Your objective: Report every line below that holds the word "page".

Records shown:
>> START
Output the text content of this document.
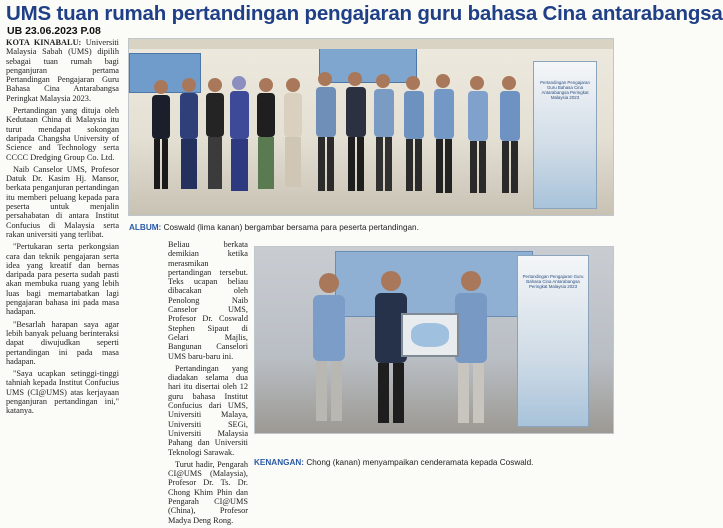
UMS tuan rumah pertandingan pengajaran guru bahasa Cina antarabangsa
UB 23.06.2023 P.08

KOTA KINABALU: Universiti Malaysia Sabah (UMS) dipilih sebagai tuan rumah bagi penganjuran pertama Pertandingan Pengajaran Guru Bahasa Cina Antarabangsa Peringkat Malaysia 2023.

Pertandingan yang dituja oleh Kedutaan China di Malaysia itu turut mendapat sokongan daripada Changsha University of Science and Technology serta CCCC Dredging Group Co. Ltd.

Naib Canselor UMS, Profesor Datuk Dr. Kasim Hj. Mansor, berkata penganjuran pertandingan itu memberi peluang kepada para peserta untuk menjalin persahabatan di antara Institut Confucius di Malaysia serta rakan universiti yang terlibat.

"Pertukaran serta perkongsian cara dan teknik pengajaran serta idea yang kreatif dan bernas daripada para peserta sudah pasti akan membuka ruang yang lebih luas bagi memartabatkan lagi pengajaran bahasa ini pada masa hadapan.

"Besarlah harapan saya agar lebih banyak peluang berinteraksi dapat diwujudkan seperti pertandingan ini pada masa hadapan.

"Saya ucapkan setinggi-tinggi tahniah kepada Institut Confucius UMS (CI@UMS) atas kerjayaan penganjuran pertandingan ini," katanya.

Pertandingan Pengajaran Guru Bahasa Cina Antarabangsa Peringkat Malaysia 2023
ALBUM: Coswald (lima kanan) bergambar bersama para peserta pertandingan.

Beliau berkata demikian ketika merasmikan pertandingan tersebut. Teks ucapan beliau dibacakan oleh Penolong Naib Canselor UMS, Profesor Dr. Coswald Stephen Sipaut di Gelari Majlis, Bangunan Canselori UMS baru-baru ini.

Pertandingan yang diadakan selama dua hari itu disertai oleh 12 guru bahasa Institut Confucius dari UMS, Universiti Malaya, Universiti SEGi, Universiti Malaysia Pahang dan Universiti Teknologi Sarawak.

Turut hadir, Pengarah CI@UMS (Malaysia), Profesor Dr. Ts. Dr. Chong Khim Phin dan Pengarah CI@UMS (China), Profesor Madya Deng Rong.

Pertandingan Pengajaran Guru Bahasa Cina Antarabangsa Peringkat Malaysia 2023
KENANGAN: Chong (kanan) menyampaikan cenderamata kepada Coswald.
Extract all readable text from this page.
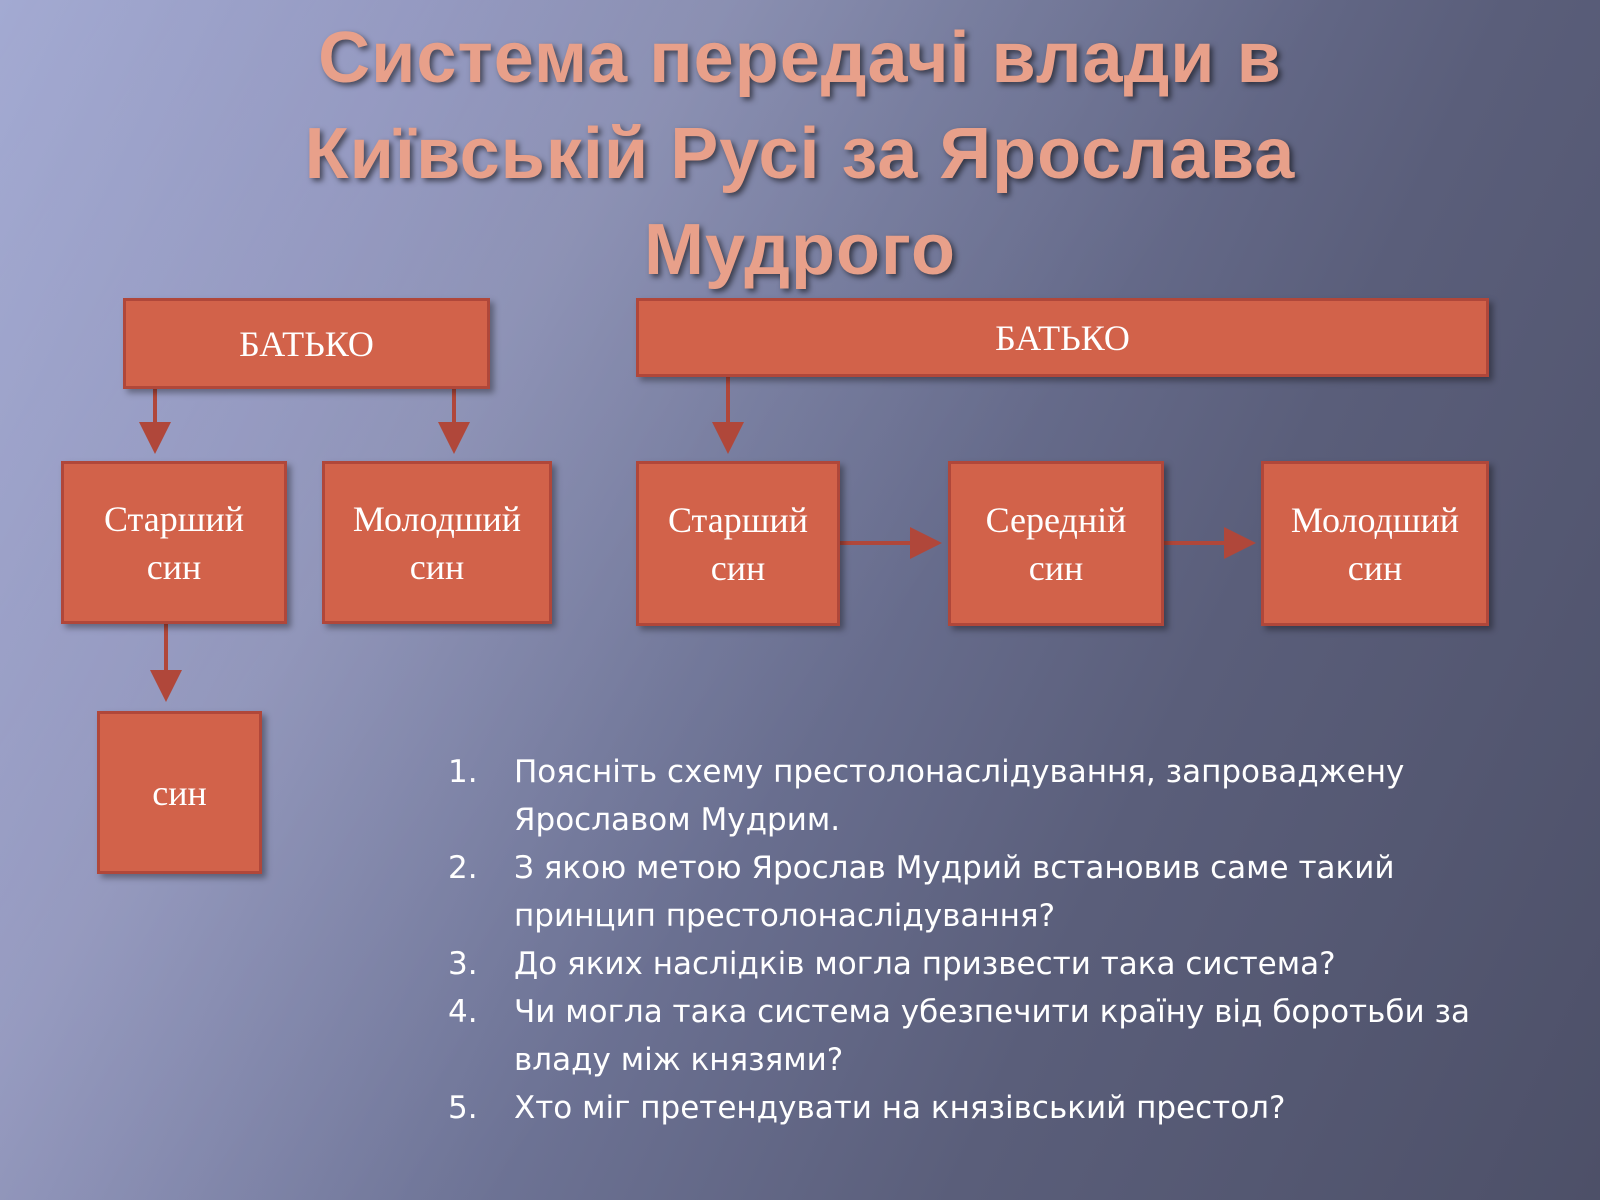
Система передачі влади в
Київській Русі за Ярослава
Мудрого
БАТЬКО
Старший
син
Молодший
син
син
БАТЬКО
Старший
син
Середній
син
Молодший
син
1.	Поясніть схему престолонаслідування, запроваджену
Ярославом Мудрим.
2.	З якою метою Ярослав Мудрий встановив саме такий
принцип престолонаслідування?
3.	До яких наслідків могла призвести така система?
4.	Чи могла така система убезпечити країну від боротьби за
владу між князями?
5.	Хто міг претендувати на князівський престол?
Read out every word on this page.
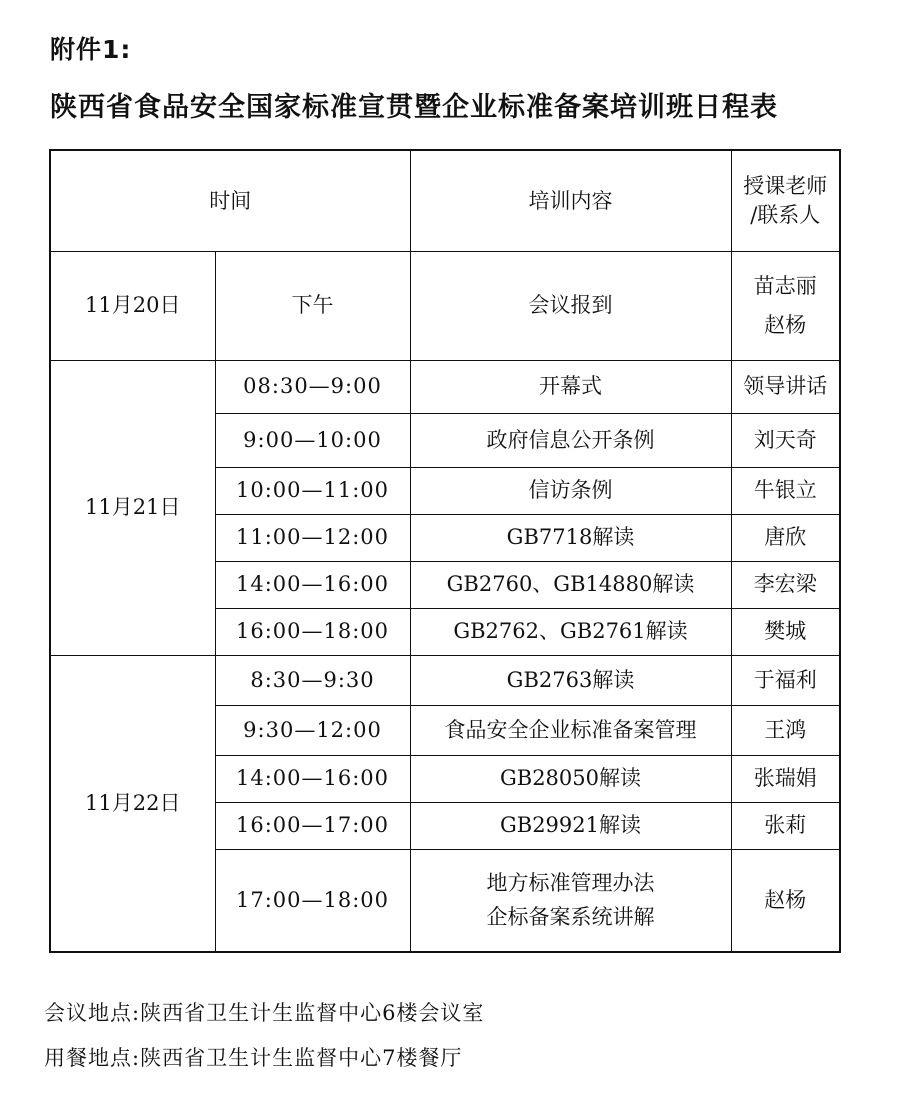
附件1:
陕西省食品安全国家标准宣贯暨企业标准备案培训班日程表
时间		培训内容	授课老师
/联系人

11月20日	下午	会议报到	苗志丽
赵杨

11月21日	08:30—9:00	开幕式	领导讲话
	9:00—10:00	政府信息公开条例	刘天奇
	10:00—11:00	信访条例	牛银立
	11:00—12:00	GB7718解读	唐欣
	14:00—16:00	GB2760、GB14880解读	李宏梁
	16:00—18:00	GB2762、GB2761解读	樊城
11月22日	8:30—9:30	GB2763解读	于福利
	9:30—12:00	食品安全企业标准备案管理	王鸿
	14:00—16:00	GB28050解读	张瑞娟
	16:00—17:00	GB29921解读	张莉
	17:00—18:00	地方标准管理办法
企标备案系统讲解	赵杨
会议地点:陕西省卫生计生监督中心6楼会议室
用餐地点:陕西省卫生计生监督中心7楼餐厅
>> END
Response:
Extract all readable text from this page.
Read out every word on this page.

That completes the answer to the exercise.